> _Requirements_
Only the pictures are left out: repeat the rest of the entries exactly.

— begin Material —

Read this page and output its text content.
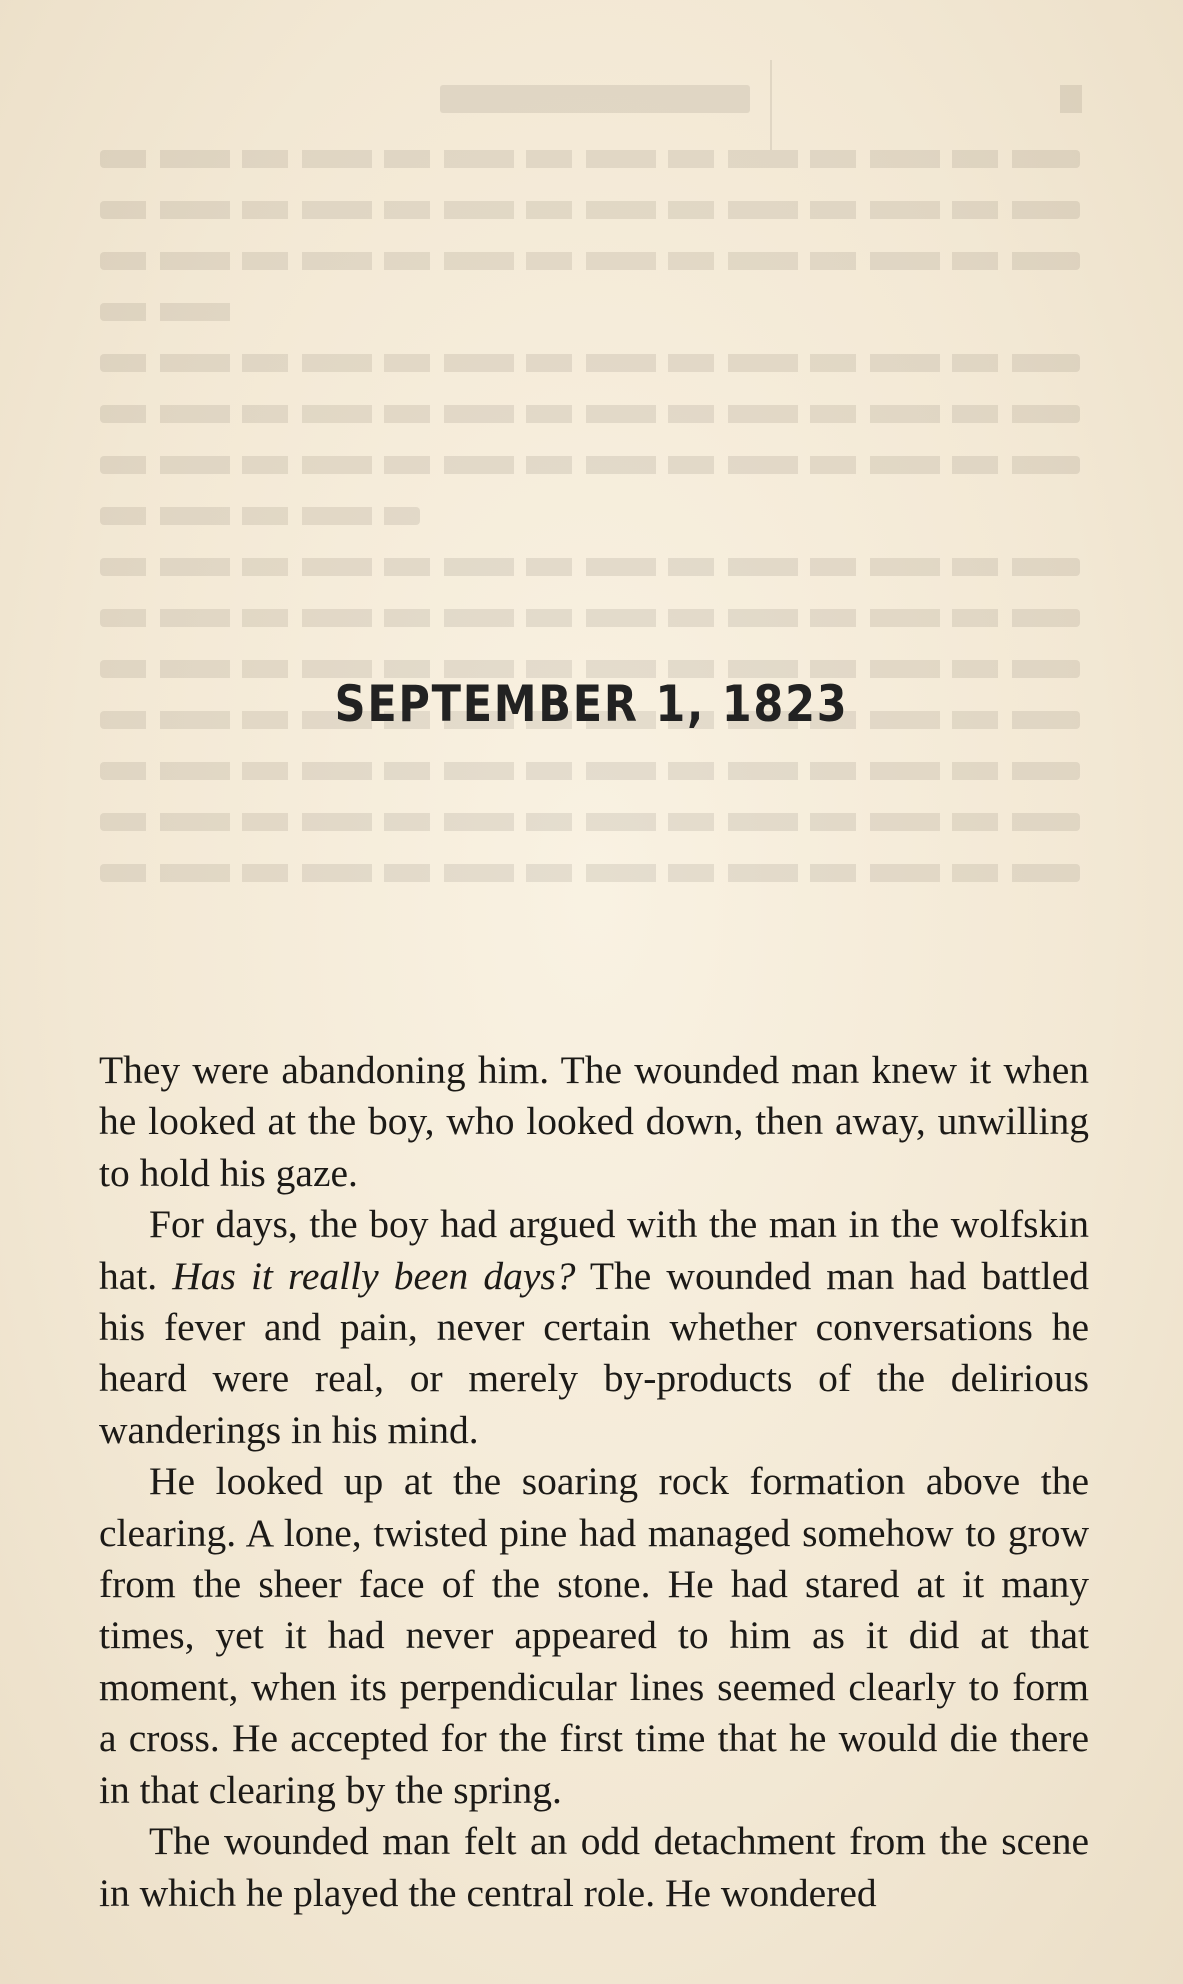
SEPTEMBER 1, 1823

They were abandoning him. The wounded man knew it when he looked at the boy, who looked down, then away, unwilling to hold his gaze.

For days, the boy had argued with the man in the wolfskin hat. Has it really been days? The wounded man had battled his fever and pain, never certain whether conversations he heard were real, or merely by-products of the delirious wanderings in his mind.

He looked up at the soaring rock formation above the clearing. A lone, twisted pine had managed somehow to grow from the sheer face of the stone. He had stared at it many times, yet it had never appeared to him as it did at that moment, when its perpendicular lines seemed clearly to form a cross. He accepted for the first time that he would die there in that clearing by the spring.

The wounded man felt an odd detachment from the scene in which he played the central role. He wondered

— end Material —

> _Result of this task_
Read this page and output its text content.
SEPTEMBER 1, 1823

They were abandoning him. The wounded man knew it when he looked at the boy, who looked down, then away, unwilling to hold his gaze.

For days, the boy had argued with the man in the wolfskin hat. Has it really been days? The wounded man had battled his fever and pain, never certain whether conversations he heard were real, or merely by-products of the delirious wanderings in his mind.

He looked up at the soaring rock formation above the clearing. A lone, twisted pine had managed somehow to grow from the sheer face of the stone. He had stared at it many times, yet it had never appeared to him as it did at that moment, when its perpendicular lines seemed clearly to form a cross. He accepted for the first time that he would die there in that clearing by the spring.

The wounded man felt an odd detachment from the scene in which he played the central role. He wondered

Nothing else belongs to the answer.